Collection entries:
(begin)
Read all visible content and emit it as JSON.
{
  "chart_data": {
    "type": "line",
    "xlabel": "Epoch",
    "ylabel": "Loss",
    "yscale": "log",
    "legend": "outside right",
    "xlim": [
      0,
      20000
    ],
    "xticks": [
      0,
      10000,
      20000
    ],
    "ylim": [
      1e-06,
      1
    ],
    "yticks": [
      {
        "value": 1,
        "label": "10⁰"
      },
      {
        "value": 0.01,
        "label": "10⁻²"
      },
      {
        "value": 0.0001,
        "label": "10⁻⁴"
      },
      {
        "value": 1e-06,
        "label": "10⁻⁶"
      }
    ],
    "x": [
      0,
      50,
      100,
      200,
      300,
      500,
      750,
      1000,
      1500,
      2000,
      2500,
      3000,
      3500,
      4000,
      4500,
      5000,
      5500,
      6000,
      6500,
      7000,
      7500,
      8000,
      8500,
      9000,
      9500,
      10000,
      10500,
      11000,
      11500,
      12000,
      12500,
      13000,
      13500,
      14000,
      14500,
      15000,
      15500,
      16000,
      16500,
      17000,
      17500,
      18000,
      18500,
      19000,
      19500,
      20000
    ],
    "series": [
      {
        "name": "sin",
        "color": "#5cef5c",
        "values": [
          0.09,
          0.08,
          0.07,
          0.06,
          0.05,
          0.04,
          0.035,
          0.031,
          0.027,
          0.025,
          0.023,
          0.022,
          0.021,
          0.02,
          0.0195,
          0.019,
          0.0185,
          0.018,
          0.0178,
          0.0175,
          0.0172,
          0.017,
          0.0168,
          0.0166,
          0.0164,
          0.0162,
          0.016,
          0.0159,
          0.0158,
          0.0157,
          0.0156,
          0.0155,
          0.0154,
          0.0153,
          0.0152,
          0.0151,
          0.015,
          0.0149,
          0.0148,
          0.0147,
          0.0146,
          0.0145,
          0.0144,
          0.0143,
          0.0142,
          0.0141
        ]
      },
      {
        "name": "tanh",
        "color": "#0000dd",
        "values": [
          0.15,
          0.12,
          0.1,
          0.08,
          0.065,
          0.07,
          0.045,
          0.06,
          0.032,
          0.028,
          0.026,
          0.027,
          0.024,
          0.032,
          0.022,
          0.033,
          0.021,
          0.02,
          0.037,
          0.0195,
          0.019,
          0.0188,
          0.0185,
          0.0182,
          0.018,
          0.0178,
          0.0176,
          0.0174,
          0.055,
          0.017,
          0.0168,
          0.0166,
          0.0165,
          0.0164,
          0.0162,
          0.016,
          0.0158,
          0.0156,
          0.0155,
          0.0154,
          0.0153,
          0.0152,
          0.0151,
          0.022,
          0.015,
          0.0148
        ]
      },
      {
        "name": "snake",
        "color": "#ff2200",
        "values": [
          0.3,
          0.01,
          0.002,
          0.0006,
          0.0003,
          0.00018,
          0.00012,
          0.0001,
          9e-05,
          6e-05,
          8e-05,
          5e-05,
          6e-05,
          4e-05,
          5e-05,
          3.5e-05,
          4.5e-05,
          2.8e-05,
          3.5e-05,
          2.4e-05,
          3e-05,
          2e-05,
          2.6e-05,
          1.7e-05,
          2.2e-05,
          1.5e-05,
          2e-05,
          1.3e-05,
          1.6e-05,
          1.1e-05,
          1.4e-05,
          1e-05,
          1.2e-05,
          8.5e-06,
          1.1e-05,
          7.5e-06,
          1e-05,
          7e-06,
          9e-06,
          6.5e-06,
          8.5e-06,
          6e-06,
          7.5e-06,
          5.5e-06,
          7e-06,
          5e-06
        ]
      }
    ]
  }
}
(end)
> [Task statement]:
Copy out the lines in which the string "color" appears.

> [Answer to the exercise]:
        "color": "#5cef5c",
        "color": "#0000dd",
        "color": "#ff2200",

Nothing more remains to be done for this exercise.